### Job
Read the lines that follow and pick out every one containing the word "Output".

____ Provided entries

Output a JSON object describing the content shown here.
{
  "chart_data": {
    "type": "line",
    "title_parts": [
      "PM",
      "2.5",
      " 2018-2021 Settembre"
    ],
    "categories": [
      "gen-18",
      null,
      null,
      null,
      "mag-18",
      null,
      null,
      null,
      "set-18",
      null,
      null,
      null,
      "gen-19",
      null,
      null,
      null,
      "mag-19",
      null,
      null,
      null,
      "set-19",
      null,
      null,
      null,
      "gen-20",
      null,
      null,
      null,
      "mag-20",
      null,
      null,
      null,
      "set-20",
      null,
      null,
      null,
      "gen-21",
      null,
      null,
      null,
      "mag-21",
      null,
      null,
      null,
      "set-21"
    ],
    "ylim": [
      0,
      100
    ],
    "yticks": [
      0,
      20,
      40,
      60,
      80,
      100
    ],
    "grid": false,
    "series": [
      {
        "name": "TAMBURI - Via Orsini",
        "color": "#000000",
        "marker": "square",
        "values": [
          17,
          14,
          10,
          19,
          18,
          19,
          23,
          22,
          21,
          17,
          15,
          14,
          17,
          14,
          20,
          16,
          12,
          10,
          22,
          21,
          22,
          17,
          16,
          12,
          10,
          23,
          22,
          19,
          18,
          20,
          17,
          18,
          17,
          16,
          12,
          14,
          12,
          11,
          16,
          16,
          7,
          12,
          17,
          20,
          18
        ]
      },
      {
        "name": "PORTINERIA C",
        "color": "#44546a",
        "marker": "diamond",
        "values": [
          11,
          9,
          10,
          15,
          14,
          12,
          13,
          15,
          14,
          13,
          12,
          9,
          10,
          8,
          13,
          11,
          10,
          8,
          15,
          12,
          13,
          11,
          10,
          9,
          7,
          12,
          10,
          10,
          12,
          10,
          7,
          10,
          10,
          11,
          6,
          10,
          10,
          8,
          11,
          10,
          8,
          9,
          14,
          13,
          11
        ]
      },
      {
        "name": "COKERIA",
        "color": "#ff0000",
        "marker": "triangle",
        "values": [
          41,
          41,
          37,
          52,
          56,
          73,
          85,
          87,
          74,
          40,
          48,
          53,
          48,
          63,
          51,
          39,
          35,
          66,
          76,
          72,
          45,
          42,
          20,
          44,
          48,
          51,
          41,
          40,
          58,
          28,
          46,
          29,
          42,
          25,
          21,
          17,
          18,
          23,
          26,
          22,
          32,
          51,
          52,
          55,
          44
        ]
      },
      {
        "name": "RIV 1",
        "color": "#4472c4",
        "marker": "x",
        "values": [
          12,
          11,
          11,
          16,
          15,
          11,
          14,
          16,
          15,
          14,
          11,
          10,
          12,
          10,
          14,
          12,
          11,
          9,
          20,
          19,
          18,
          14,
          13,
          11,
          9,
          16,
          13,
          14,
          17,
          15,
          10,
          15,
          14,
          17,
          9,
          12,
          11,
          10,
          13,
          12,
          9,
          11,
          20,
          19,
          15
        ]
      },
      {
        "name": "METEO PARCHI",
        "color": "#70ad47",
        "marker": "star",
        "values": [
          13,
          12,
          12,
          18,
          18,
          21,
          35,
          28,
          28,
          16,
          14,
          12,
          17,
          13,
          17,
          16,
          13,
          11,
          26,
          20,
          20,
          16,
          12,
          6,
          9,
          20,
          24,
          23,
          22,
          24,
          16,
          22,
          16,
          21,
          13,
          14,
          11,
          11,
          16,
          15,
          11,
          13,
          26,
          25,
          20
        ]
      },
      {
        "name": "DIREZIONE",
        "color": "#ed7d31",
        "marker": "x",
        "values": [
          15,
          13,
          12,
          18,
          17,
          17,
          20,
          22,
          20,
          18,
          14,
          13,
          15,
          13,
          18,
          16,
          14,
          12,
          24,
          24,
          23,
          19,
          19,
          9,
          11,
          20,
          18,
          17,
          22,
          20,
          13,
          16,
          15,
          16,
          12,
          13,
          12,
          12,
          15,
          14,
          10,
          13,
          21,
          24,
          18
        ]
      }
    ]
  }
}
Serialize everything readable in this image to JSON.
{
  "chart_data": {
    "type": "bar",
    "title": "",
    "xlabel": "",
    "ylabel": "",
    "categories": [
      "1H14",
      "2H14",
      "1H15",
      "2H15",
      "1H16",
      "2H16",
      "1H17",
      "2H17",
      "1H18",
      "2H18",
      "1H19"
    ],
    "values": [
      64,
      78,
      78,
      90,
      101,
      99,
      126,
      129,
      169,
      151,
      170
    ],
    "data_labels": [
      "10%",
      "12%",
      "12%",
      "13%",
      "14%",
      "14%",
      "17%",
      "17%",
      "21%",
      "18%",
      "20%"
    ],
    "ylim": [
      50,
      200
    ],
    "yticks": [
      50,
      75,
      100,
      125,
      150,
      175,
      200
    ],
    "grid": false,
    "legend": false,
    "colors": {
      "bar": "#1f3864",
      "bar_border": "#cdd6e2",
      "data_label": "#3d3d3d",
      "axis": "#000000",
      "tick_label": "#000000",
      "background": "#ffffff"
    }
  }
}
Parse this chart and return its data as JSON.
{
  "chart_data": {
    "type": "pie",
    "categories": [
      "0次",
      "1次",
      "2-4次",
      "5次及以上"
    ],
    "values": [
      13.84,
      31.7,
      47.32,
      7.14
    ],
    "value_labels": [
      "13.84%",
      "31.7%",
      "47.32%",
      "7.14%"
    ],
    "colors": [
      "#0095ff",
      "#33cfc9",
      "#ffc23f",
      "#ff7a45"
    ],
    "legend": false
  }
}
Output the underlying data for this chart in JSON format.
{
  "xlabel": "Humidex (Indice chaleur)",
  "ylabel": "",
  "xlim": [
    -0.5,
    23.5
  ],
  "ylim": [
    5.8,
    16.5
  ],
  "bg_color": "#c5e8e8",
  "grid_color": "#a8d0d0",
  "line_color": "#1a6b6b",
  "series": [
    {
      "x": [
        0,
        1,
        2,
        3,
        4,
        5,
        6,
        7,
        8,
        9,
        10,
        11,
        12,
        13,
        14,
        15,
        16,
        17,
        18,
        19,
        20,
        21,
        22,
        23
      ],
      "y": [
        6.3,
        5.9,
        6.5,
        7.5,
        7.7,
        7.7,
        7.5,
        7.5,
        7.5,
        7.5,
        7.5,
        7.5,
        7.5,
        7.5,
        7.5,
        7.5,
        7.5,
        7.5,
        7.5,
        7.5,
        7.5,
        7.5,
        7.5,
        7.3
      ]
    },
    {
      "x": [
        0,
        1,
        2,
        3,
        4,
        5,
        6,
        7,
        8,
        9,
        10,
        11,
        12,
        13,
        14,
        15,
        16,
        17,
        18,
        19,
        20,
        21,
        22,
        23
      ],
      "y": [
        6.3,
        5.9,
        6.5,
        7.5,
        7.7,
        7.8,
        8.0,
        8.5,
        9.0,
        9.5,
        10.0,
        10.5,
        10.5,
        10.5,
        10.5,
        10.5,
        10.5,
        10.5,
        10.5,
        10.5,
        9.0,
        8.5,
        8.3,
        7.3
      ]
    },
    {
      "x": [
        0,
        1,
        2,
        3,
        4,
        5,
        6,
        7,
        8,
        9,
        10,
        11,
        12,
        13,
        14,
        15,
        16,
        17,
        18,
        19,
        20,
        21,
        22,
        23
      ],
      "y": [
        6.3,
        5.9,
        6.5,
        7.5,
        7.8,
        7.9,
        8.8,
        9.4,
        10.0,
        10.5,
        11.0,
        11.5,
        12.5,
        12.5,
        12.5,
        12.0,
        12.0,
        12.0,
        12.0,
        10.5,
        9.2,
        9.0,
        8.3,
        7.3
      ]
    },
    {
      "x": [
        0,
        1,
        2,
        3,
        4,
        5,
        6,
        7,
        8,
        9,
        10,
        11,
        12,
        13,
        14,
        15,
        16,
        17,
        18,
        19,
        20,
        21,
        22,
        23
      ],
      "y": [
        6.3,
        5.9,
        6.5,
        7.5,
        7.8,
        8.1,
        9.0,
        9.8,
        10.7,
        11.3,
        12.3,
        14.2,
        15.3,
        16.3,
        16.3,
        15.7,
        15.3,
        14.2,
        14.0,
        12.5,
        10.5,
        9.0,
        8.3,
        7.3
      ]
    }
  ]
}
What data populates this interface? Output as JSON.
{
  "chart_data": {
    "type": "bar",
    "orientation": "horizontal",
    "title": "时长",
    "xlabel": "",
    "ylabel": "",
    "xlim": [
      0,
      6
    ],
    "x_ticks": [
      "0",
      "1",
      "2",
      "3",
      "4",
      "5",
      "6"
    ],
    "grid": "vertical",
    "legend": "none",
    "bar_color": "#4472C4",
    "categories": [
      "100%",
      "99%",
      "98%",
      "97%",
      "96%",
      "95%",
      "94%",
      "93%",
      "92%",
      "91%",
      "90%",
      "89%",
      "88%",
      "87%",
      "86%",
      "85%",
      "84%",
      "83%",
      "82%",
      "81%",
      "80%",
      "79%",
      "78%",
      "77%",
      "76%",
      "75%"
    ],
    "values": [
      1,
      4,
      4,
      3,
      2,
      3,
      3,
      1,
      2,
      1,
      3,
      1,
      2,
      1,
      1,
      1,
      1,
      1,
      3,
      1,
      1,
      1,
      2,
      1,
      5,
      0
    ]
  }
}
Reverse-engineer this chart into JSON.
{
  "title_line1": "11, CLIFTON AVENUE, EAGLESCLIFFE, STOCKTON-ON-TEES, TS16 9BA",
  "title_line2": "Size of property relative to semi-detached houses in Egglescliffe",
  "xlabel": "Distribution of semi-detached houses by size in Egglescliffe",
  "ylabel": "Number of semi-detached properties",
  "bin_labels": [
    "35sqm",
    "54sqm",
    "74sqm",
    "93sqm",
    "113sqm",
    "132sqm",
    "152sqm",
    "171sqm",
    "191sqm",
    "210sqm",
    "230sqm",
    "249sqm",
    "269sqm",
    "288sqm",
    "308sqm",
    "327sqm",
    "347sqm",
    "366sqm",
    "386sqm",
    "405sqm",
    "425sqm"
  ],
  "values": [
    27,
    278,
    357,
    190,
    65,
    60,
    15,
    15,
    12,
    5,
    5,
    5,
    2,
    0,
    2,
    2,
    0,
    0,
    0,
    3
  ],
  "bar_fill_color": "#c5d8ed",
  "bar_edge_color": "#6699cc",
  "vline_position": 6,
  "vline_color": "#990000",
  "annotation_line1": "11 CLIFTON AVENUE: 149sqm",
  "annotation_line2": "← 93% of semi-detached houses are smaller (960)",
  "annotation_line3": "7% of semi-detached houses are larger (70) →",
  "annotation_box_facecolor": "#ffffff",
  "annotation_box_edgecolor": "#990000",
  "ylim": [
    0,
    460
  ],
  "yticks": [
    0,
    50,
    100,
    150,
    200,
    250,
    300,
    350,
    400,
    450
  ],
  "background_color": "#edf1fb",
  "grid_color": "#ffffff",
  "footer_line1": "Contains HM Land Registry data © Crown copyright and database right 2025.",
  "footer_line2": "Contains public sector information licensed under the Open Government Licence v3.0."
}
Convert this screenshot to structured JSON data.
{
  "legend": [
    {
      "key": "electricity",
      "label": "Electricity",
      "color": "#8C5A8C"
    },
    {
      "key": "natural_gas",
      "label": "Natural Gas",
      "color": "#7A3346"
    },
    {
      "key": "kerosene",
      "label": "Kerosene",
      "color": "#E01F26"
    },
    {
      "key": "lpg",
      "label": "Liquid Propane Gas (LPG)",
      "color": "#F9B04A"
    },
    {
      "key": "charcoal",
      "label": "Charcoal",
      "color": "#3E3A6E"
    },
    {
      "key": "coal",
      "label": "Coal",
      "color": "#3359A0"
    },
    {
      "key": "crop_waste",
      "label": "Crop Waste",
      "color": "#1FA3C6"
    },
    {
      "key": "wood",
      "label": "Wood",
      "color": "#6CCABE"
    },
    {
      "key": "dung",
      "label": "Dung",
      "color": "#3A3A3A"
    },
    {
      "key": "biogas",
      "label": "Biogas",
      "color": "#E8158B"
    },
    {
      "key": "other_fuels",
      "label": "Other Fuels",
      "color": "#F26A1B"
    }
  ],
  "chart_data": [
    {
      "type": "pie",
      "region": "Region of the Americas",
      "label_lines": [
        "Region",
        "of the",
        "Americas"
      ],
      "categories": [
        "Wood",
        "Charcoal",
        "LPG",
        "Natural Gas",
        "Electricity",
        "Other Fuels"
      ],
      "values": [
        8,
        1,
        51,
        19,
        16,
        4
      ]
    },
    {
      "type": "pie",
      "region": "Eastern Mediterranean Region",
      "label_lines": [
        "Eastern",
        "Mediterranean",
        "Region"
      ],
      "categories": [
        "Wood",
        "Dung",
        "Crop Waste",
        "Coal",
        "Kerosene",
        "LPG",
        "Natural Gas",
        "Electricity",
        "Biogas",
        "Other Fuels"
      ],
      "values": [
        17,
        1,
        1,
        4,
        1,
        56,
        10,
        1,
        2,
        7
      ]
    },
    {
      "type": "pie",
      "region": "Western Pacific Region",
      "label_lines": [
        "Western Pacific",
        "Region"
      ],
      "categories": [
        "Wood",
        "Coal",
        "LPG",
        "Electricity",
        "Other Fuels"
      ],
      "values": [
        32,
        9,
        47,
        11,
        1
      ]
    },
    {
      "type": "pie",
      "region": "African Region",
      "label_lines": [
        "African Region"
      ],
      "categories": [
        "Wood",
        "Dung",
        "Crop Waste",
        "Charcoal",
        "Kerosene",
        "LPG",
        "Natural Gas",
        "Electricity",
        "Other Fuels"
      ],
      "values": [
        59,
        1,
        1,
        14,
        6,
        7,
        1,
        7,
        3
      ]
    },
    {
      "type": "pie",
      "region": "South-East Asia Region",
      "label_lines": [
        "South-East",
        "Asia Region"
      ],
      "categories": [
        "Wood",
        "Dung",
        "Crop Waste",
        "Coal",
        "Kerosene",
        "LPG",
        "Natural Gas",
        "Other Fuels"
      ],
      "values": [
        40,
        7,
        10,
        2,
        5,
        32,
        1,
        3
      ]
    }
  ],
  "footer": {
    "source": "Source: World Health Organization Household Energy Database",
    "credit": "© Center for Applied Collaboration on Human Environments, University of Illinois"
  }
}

________

### Response to the task
Output a JSON object describing the content shown here.
Output the underlying data for this chart in JSON format.
What data populates this interface? Output as JSON.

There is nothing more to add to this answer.